Zu lösende Aufgabe | Stelle die Zeilen aller folgenden Einträge als JSON-Liste von Zeichenketten dar, mit einer Zeichenkette pro Zeile und ohne Leerzeilen.

Eingabe zur Übung |
══════

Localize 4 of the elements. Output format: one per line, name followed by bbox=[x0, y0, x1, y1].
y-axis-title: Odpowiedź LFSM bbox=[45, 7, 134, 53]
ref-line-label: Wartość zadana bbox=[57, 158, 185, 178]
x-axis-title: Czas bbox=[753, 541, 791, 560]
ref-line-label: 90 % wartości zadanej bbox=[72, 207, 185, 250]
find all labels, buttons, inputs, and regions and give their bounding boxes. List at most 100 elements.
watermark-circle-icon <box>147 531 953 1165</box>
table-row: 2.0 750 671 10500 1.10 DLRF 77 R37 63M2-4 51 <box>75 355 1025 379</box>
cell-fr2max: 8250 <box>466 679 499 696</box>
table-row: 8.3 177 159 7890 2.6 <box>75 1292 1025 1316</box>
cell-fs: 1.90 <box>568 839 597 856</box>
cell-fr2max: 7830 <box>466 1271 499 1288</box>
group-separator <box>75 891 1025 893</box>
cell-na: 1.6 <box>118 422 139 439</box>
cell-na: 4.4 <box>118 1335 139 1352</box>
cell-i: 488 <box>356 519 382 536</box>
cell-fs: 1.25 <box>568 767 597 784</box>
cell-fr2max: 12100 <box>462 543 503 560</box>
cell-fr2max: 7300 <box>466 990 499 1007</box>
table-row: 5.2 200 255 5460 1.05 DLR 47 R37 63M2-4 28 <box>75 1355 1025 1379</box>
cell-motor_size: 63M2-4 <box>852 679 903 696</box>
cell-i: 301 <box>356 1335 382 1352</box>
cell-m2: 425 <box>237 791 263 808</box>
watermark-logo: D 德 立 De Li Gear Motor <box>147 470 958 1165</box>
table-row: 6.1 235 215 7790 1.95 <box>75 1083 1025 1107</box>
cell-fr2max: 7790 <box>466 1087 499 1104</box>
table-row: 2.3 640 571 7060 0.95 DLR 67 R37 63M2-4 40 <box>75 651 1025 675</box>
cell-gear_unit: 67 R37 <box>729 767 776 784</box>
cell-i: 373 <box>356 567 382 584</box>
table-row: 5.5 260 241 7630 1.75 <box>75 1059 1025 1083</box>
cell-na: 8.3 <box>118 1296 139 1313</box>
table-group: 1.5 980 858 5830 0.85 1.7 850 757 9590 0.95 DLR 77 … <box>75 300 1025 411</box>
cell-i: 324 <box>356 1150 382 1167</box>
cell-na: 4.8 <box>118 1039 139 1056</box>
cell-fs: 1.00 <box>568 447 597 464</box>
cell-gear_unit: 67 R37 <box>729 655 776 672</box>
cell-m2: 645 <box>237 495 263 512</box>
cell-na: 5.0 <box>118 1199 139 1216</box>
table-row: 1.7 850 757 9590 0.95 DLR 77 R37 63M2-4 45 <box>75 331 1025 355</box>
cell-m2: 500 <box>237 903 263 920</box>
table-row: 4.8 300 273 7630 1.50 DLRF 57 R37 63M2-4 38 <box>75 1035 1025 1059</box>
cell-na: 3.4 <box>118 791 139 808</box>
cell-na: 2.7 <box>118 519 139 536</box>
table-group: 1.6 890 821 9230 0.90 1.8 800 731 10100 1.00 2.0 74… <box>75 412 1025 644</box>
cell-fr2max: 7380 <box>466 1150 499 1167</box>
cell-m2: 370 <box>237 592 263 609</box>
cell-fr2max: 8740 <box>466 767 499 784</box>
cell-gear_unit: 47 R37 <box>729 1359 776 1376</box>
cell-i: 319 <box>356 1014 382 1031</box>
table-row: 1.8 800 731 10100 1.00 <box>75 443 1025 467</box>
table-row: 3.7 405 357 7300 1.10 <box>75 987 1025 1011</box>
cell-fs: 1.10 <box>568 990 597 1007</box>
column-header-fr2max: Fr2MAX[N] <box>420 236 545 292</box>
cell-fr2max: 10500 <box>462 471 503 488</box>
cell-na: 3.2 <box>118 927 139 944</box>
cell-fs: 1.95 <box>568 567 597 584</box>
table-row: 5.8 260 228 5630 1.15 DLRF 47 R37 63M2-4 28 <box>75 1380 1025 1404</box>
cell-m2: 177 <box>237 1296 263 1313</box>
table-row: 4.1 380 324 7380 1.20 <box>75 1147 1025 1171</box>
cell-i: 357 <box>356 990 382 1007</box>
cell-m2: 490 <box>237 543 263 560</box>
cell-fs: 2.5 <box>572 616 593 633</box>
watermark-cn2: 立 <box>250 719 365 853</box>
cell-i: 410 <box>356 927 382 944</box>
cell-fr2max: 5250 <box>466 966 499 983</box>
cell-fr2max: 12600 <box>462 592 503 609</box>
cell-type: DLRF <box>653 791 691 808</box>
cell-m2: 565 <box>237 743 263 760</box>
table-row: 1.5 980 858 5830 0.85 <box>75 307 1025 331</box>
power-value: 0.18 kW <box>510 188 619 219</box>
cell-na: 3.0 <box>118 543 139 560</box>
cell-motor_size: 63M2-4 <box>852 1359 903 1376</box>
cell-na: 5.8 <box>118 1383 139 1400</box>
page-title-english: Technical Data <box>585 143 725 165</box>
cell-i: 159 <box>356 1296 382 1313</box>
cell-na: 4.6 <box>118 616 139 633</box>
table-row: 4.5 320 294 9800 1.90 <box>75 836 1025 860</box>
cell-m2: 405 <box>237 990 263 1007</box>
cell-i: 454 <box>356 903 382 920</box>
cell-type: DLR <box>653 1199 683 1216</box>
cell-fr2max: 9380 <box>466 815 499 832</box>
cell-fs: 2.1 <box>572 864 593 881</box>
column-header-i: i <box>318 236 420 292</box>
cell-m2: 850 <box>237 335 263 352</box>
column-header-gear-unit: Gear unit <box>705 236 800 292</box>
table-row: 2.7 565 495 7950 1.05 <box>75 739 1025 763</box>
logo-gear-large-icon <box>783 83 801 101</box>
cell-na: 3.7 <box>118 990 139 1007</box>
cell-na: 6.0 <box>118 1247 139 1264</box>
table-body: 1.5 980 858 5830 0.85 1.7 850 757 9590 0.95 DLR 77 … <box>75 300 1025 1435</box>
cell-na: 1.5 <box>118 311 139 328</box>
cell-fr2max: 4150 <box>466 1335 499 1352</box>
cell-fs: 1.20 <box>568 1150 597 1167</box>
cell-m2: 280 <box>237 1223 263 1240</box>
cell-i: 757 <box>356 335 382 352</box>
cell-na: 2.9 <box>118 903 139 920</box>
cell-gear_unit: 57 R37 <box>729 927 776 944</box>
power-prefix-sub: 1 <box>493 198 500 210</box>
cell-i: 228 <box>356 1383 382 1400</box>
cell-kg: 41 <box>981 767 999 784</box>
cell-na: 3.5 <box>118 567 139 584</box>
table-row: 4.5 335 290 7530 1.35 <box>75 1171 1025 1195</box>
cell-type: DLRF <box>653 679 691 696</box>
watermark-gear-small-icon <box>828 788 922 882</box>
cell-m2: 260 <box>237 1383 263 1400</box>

══════

Antwort zur Aufgabe |
[
  "Localize 4 of the elements. Output format: one per line, name followed by bbox=[x0, y0, x1, y1].",
  "y-axis-title: Odpowiedź LFSM bbox=[45, 7, 134, 53]",
  "ref-line-label: Wartość zadana bbox=[57, 158, 185, 178]",
  "x-axis-title: Czas bbox=[753, 541, 791, 560]",
  "ref-line-label: 90 % wartości zadanej bbox=[72, 207, 185, 250]",
  "find all labels, buttons, inputs, and regions and give their bounding boxes. List at most 100 elements.",
  "watermark-circle-icon <box>147 531 953 1165</box>",
  "table-row: 2.0 750 671 10500 1.10 DLRF 77 R37 63M2-4 51 <box>75 355 1025 379</box>",
  "cell-fr2max: 8250 <box>466 679 499 696</box>",
  "table-row: 8.3 177 159 7890 2.6 <box>75 1292 1025 1316</box>",
  "cell-fs: 1.90 <box>568 839 597 856</box>",
  "cell-fr2max: 7830 <box>466 1271 499 1288</box>",
  "group-separator <box>75 891 1025 893</box>",
  "cell-na: 1.6 <box>118 422 139 439</box>",
  "cell-na: 4.4 <box>118 1335 139 1352</box>",
  "cell-i: 488 <box>356 519 382 536</box>",
  "cell-fs: 1.25 <box>568 767 597 784</box>",
  "cell-fr2max: 12100 <box>462 543 503 560</box>",
  "cell-fr2max: 7300 <box>466 990 499 1007</box>",
  "table-row: 5.2 200 255 5460 1.05 DLR 47 R37 63M2-4 28 <box>75 1355 1025 1379</box>",
  "cell-motor_size: 63M2-4 <box>852 679 903 696</box>",
  "cell-i: 301 <box>356 1335 382 1352</box>",
  "cell-m2: 425 <box>237 791 263 808</box>",
  "watermark-logo: D 德 立 De Li Gear Motor <box>147 470 958 1165</box>",
  "table-row: 6.1 235 215 7790 1.95 <box>75 1083 1025 1107</box>",
  "cell-fr2max: 7790 <box>466 1087 499 1104</box>",
  "table-row: 2.3 640 571 7060 0.95 DLR 67 R37 63M2-4 40 <box>75 651 1025 675</box>",
  "cell-gear_unit: 67 R37 <box>729 767 776 784</box>",
  "cell-i: 373 <box>356 567 382 584</box>",
  "table-row: 5.5 260 241 7630 1.75 <box>75 1059 1025 1083</box>",
  "cell-na: 8.3 <box>118 1296 139 1313</box>",
  "table-group: 1.5 980 858 5830 0.85 1.7 850 757 9590 0.95 DLR 77 … <box>75 300 1025 411</box>",
  "cell-i: 324 <box>356 1150 382 1167</box>",
  "cell-na: 4.8 <box>118 1039 139 1056</box>",
  "cell-fs: 1.00 <box>568 447 597 464</box>",
  "cell-gear_unit: 67 R37 <box>729 655 776 672</box>",
  "cell-m2: 645 <box>237 495 263 512</box>",
  "cell-na: 5.0 <box>118 1199 139 1216</box>",
  "table-row: 1.7 850 757 9590 0.95 DLR 77 R37 63M2-4 45 <box>75 331 1025 355</box>",
  "cell-m2: 500 <box>237 903 263 920</box>",
  "table-row: 4.8 300 273 7630 1.50 DLRF 57 R37 63M2-4 38 <box>75 1035 1025 1059</box>",
  "cell-na: 3.4 <box>118 791 139 808</box>",
  "cell-na: 2.7 <box>118 519 139 536</box>",
  "table-group: 1.6 890 821 9230 0.90 1.8 800 731 10100 1.00 2.0 74… <box>75 412 1025 644</box>",
  "cell-fr2max: 7380 <box>466 1150 499 1167</box>",
  "cell-m2: 370 <box>237 592 263 609</box>",
  "cell-fr2max: 8740 <box>466 767 499 784</box>",
  "cell-gear_unit: 47 R37 <box>729 1359 776 1376</box>",
  "cell-i: 319 <box>356 1014 382 1031</box>",
  "table-row: 1.8 800 731 10100 1.00 <box>75 443 1025 467</box>",
  "table-row: 3.7 405 357 7300 1.10 <box>75 987 1025 1011</box>",
  "cell-fs: 1.10 <box>568 990 597 1007</box>",
  "column-header-fr2max: Fr2MAX[N] <box>420 236 545 292</box>",
  "cell-fr2max: 10500 <box>462 471 503 488</box>",
  "cell-na: 3.2 <box>118 927 139 944</box>",
  "cell-fs: 1.95 <box>568 567 597 584</box>",
  "table-row: 5.8 260 228 5630 1.15 DLRF 47 R37 63M2-4 28 <box>75 1380 1025 1404</box>",
  "cell-m2: 177 <box>237 1296 263 1313</box>",
  "table-row: 4.1 380 324 7380 1.20 <box>75 1147 1025 1171</box>",
  "cell-i: 357 <box>356 990 382 1007</box>",
  "cell-m2: 490 <box>237 543 263 560</box>",
  "cell-fs: 2.5 <box>572 616 593 633</box>",
  "watermark-cn2: 立 <box>250 719 365 853</box>",
  "cell-i: 410 <box>356 927 382 944</box>",
  "cell-fr2max: 5250 <box>466 966 499 983</box>",
  "cell-fr2max: 12600 <box>462 592 503 609</box>",
  "cell-type: DLRF <box>653 791 691 808</box>",
  "cell-m2: 565 <box>237 743 263 760</box>",
  "table-row: 1.5 980 858 5830 0.85 <box>75 307 1025 331</box>",
  "power-value: 0.18 kW <box>510 188 619 219</box>",
  "cell-na: 3.0 <box>118 543 139 560</box>",
  "cell-motor_size: 63M2-4 <box>852 1359 903 1376</box>",
  "cell-na: 5.8 <box>118 1383 139 1400</box>",
  "page-title-english: Technical Data <box>585 143 725 165</box>",
  "cell-i: 159 <box>356 1296 382 1313</box>",
  "cell-na: 4.6 <box>118 616 139 633</box>",
  "table-row: 4.5 320 294 9800 1.90 <box>75 836 1025 860</box>",
  "cell-m2: 405 <box>237 990 263 1007</box>",
  "cell-i: 454 <box>356 903 382 920</box>",
  "cell-type: DLR <box>653 1199 683 1216</box>",
  "cell-fr2max: 9380 <box>466 815 499 832</box>",
  "cell-fs: 2.1 <box>572 864 593 881</box>",
  "column-header-i: i <box>318 236 420 292</box>",
  "cell-m2: 850 <box>237 335 263 352</box>",
  "column-header-gear-unit: Gear unit <box>705 236 800 292</box>",
  "table-row: 2.7 565 495 7950 1.05 <box>75 739 1025 763</box>",
  "logo-gear-large-icon <box>783 83 801 101</box>",
  "cell-na: 3.7 <box>118 990 139 1007</box>",
  "cell-na: 6.0 <box>118 1247 139 1264</box>",
  "table-body: 1.5 980 858 5830 0.85 1.7 850 757 9590 0.95 DLR 77 … <box>75 300 1025 1435</box>",
  "cell-na: 1.5 <box>118 311 139 328</box>",
  "cell-fr2max: 4150 <box>466 1335 499 1352</box>",
  "cell-fs: 1.20 <box>568 1150 597 1167</box>",
  "cell-m2: 280 <box>237 1223 263 1240</box>",
  "cell-i: 757 <box>356 335 382 352</box>",
  "cell-na: 2.9 <box>118 903 139 920</box>",
  "cell-gear_unit: 57 R37 <box>729 927 776 944</box>",
  "power-prefix-sub: 1 <box>493 198 500 210</box>",
  "cell-i: 228 <box>356 1383 382 1400</box>",
  "cell-kg: 41 <box>981 767 999 784</box>",
  "cell-na: 3.5 <box>118 567 139 584</box>",
  "table-row: 4.5 335 290 7530 1.35 <box>75 1171 1025 1195</box>",
  "cell-type: DLRF <box>653 679 691 696</box>",
  "watermark-gear-small-icon <box>828 788 922 882</box>",
  "cell-m2: 260 <box>237 1383 263 1400</box>"
]